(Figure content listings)
######

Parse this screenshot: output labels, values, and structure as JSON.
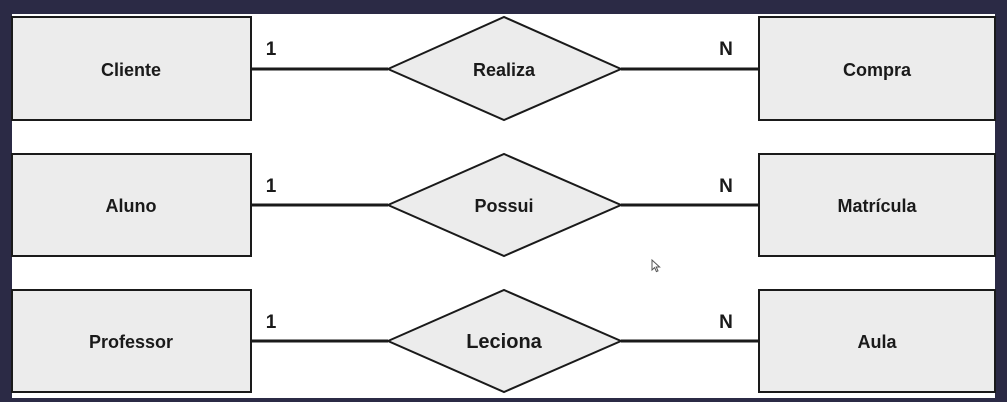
{
  "colors": {
    "frame": "#2b2a45",
    "canvas": "#ffffff",
    "shape_fill": "#ececec",
    "stroke": "#1a1a1a",
    "text": "#1a1a1a"
  },
  "relationships": [
    {
      "entity_left": "Cliente",
      "relation": "Realiza",
      "entity_right": "Compra",
      "card_left": "1",
      "card_right": "N"
    },
    {
      "entity_left": "Aluno",
      "relation": "Possui",
      "entity_right": "Matrícula",
      "card_left": "1",
      "card_right": "N"
    },
    {
      "entity_left": "Professor",
      "relation": "Leciona",
      "entity_right": "Aula",
      "card_left": "1",
      "card_right": "N"
    }
  ]
}
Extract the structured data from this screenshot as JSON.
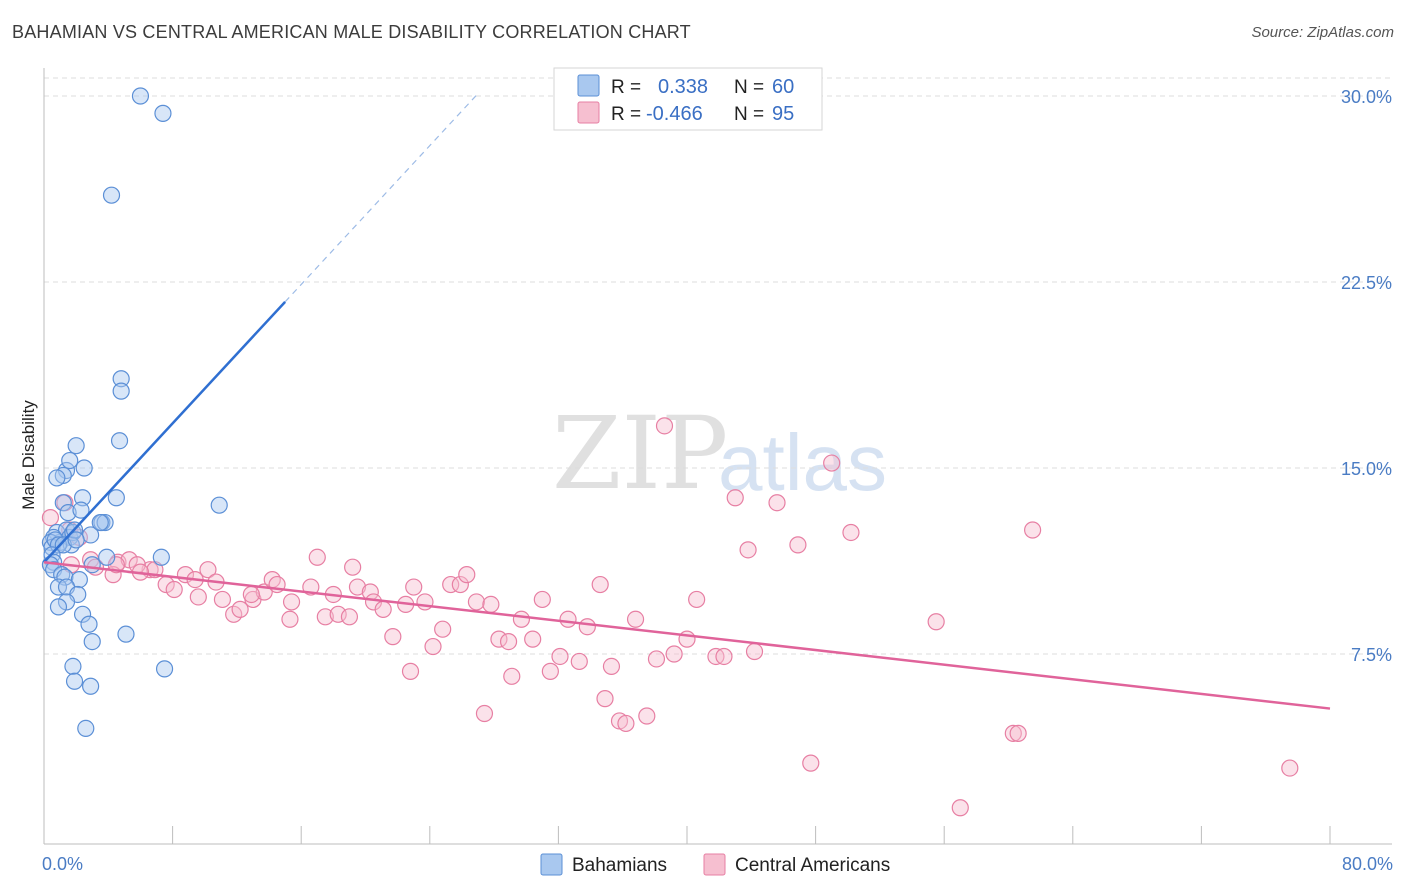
{
  "title": "BAHAMIAN VS CENTRAL AMERICAN MALE DISABILITY CORRELATION CHART",
  "source": "Source: ZipAtlas.com",
  "watermark": {
    "zip": "ZIP",
    "atlas": "atlas"
  },
  "colors": {
    "bahamians_fill": "#a9c8ef",
    "bahamians_stroke": "#5b8fd6",
    "bahamians_line": "#2f6fd1",
    "central_fill": "#f6bfd0",
    "central_stroke": "#e77fa3",
    "central_line": "#e0639a",
    "grid": "#dddddd",
    "tick_label": "#4a7cc4"
  },
  "legend": {
    "rows": [
      {
        "r_label": "R =",
        "r_value": "0.338",
        "n_label": "N =",
        "n_value": "60"
      },
      {
        "r_label": "R =",
        "r_value": "-0.466",
        "n_label": "N =",
        "n_value": "95"
      }
    ]
  },
  "bottom_legend": [
    "Bahamians",
    "Central Americans"
  ],
  "chart_data": {
    "type": "scatter",
    "title": "BAHAMIAN VS CENTRAL AMERICAN MALE DISABILITY CORRELATION CHART",
    "xlabel": "",
    "ylabel": "Male Disability",
    "xlim": [
      0,
      80
    ],
    "ylim": [
      0,
      31
    ],
    "x_tick_labels": [
      "0.0%",
      "80.0%"
    ],
    "y_ticks": [
      7.5,
      15.0,
      22.5,
      30.0
    ],
    "y_tick_labels": [
      "7.5%",
      "15.0%",
      "22.5%",
      "30.0%"
    ],
    "grid": "horizontal dashed",
    "legend_position": "top-center",
    "series": [
      {
        "name": "Bahamians",
        "r": 0.338,
        "n": 60,
        "trend": {
          "x1": 0.0,
          "y1": 11.2,
          "x2": 15.0,
          "y2": 21.7,
          "dashed_to_x": 27.0,
          "dashed_to_y": 30.1
        },
        "points": [
          [
            6.0,
            30.0
          ],
          [
            7.4,
            29.3
          ],
          [
            4.2,
            26.0
          ],
          [
            4.8,
            18.6
          ],
          [
            4.8,
            18.1
          ],
          [
            4.7,
            16.1
          ],
          [
            2.0,
            15.9
          ],
          [
            2.5,
            15.0
          ],
          [
            1.4,
            14.9
          ],
          [
            1.2,
            14.7
          ],
          [
            0.8,
            14.6
          ],
          [
            1.6,
            15.3
          ],
          [
            4.5,
            13.8
          ],
          [
            2.4,
            13.8
          ],
          [
            1.2,
            13.6
          ],
          [
            1.5,
            13.2
          ],
          [
            2.3,
            13.3
          ],
          [
            0.8,
            12.4
          ],
          [
            1.0,
            12.0
          ],
          [
            1.4,
            12.5
          ],
          [
            1.6,
            12.2
          ],
          [
            1.8,
            12.4
          ],
          [
            1.7,
            11.9
          ],
          [
            0.6,
            12.2
          ],
          [
            0.4,
            12.0
          ],
          [
            0.5,
            11.8
          ],
          [
            0.7,
            12.1
          ],
          [
            0.9,
            11.9
          ],
          [
            1.2,
            11.9
          ],
          [
            1.9,
            12.5
          ],
          [
            3.6,
            12.8
          ],
          [
            3.8,
            12.8
          ],
          [
            2.9,
            12.3
          ],
          [
            0.5,
            11.5
          ],
          [
            0.6,
            11.2
          ],
          [
            0.4,
            11.1
          ],
          [
            0.6,
            10.9
          ],
          [
            1.1,
            10.7
          ],
          [
            1.3,
            10.6
          ],
          [
            2.2,
            10.5
          ],
          [
            0.9,
            10.2
          ],
          [
            1.4,
            10.2
          ],
          [
            2.1,
            9.9
          ],
          [
            1.4,
            9.6
          ],
          [
            0.9,
            9.4
          ],
          [
            2.4,
            9.1
          ],
          [
            2.8,
            8.7
          ],
          [
            3.0,
            8.0
          ],
          [
            5.1,
            8.3
          ],
          [
            7.3,
            11.4
          ],
          [
            10.9,
            13.5
          ],
          [
            7.5,
            6.9
          ],
          [
            1.8,
            7.0
          ],
          [
            1.9,
            6.4
          ],
          [
            2.9,
            6.2
          ],
          [
            2.6,
            4.5
          ],
          [
            3.9,
            11.4
          ],
          [
            3.5,
            12.8
          ],
          [
            3.0,
            11.1
          ],
          [
            2.0,
            12.1
          ]
        ]
      },
      {
        "name": "Central Americans",
        "r": -0.466,
        "n": 95,
        "trend": {
          "x1": 0.0,
          "y1": 11.2,
          "x2": 80.0,
          "y2": 5.3
        },
        "points": [
          [
            0.4,
            13.0
          ],
          [
            1.3,
            13.6
          ],
          [
            1.6,
            12.5
          ],
          [
            2.2,
            12.2
          ],
          [
            1.7,
            11.1
          ],
          [
            2.9,
            11.3
          ],
          [
            3.2,
            11.0
          ],
          [
            4.6,
            11.2
          ],
          [
            5.3,
            11.3
          ],
          [
            6.6,
            10.9
          ],
          [
            4.3,
            10.7
          ],
          [
            4.5,
            11.1
          ],
          [
            5.8,
            11.1
          ],
          [
            6.9,
            10.9
          ],
          [
            7.6,
            10.3
          ],
          [
            8.1,
            10.1
          ],
          [
            8.8,
            10.7
          ],
          [
            9.4,
            10.5
          ],
          [
            9.6,
            9.8
          ],
          [
            10.2,
            10.9
          ],
          [
            10.7,
            10.4
          ],
          [
            11.1,
            9.7
          ],
          [
            11.8,
            9.1
          ],
          [
            12.2,
            9.3
          ],
          [
            13.0,
            9.7
          ],
          [
            13.7,
            10.0
          ],
          [
            14.2,
            10.5
          ],
          [
            14.5,
            10.3
          ],
          [
            15.4,
            9.6
          ],
          [
            15.3,
            8.9
          ],
          [
            16.6,
            10.2
          ],
          [
            17.0,
            11.4
          ],
          [
            17.5,
            9.0
          ],
          [
            18.3,
            9.1
          ],
          [
            19.0,
            9.0
          ],
          [
            19.5,
            10.2
          ],
          [
            20.3,
            10.0
          ],
          [
            20.5,
            9.6
          ],
          [
            21.1,
            9.3
          ],
          [
            21.7,
            8.2
          ],
          [
            22.5,
            9.5
          ],
          [
            23.0,
            10.2
          ],
          [
            23.7,
            9.6
          ],
          [
            24.2,
            7.8
          ],
          [
            24.8,
            8.5
          ],
          [
            25.3,
            10.3
          ],
          [
            25.9,
            10.3
          ],
          [
            26.3,
            10.7
          ],
          [
            26.9,
            9.6
          ],
          [
            27.8,
            9.5
          ],
          [
            28.3,
            8.1
          ],
          [
            29.1,
            6.6
          ],
          [
            29.7,
            8.9
          ],
          [
            30.4,
            8.1
          ],
          [
            31.0,
            9.7
          ],
          [
            31.5,
            6.8
          ],
          [
            32.1,
            7.4
          ],
          [
            32.6,
            8.9
          ],
          [
            33.3,
            7.2
          ],
          [
            33.8,
            8.6
          ],
          [
            34.6,
            10.3
          ],
          [
            34.9,
            5.7
          ],
          [
            35.3,
            7.0
          ],
          [
            35.8,
            4.8
          ],
          [
            36.2,
            4.7
          ],
          [
            36.8,
            8.9
          ],
          [
            37.5,
            5.0
          ],
          [
            38.1,
            7.3
          ],
          [
            39.2,
            7.5
          ],
          [
            40.0,
            8.1
          ],
          [
            40.6,
            9.7
          ],
          [
            41.8,
            7.4
          ],
          [
            42.3,
            7.4
          ],
          [
            43.0,
            13.8
          ],
          [
            43.8,
            11.7
          ],
          [
            44.2,
            7.6
          ],
          [
            45.6,
            13.6
          ],
          [
            46.9,
            11.9
          ],
          [
            47.7,
            3.1
          ],
          [
            49.0,
            15.2
          ],
          [
            50.2,
            12.4
          ],
          [
            55.5,
            8.8
          ],
          [
            57.0,
            1.3
          ],
          [
            60.3,
            4.3
          ],
          [
            60.6,
            4.3
          ],
          [
            61.5,
            12.5
          ],
          [
            38.6,
            16.7
          ],
          [
            27.4,
            5.1
          ],
          [
            28.9,
            8.0
          ],
          [
            22.8,
            6.8
          ],
          [
            19.2,
            11.0
          ],
          [
            12.9,
            9.9
          ],
          [
            6.0,
            10.8
          ],
          [
            18.0,
            9.9
          ],
          [
            77.5,
            2.9
          ]
        ]
      }
    ]
  }
}
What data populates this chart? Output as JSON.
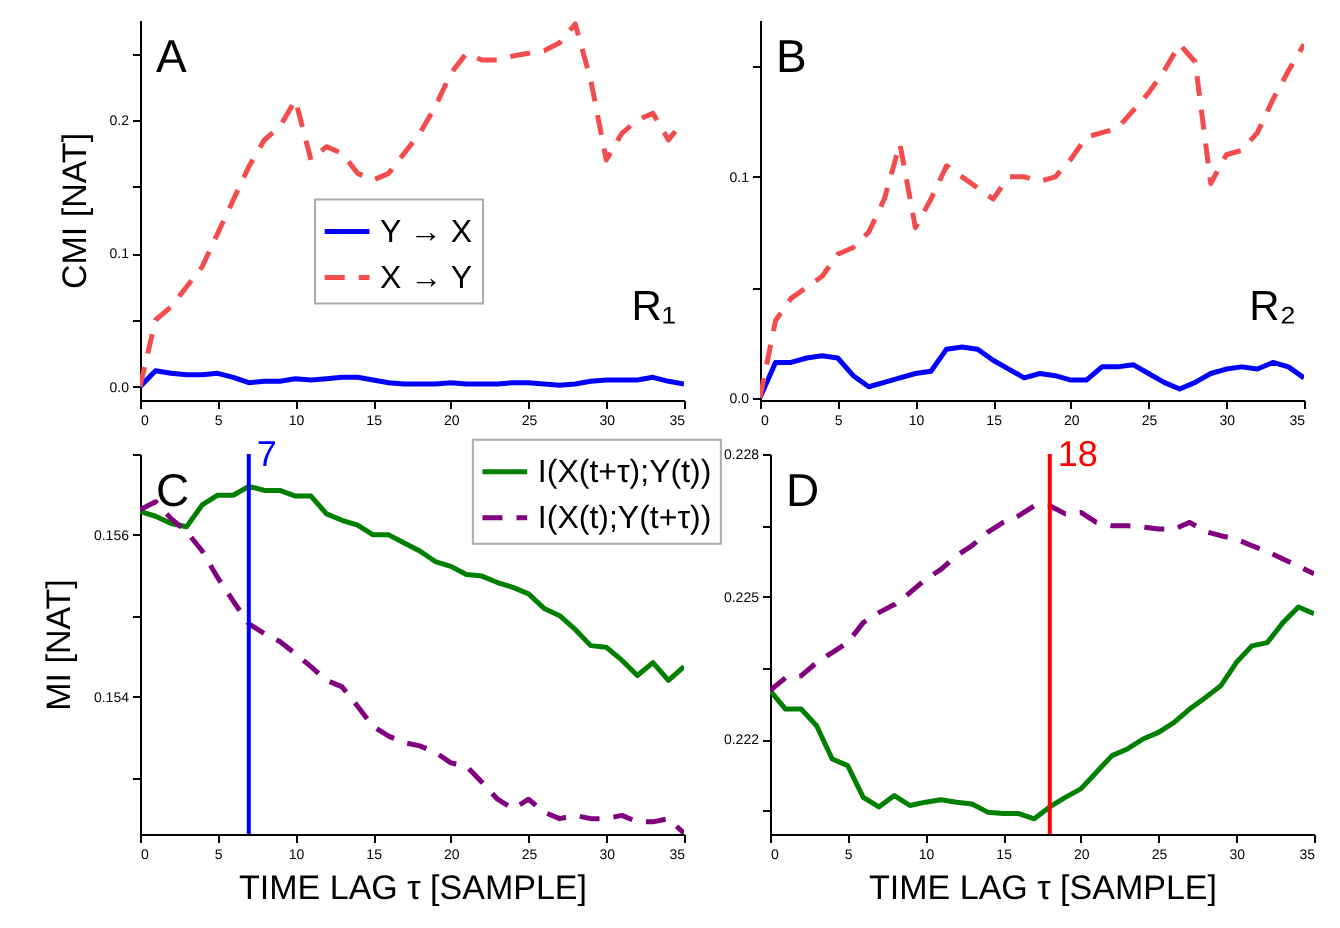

######

WRITTEN INSTRUCTION: Give only the count of lines in the data that include the string "CORRELATION".

WORKED ANSWER: 2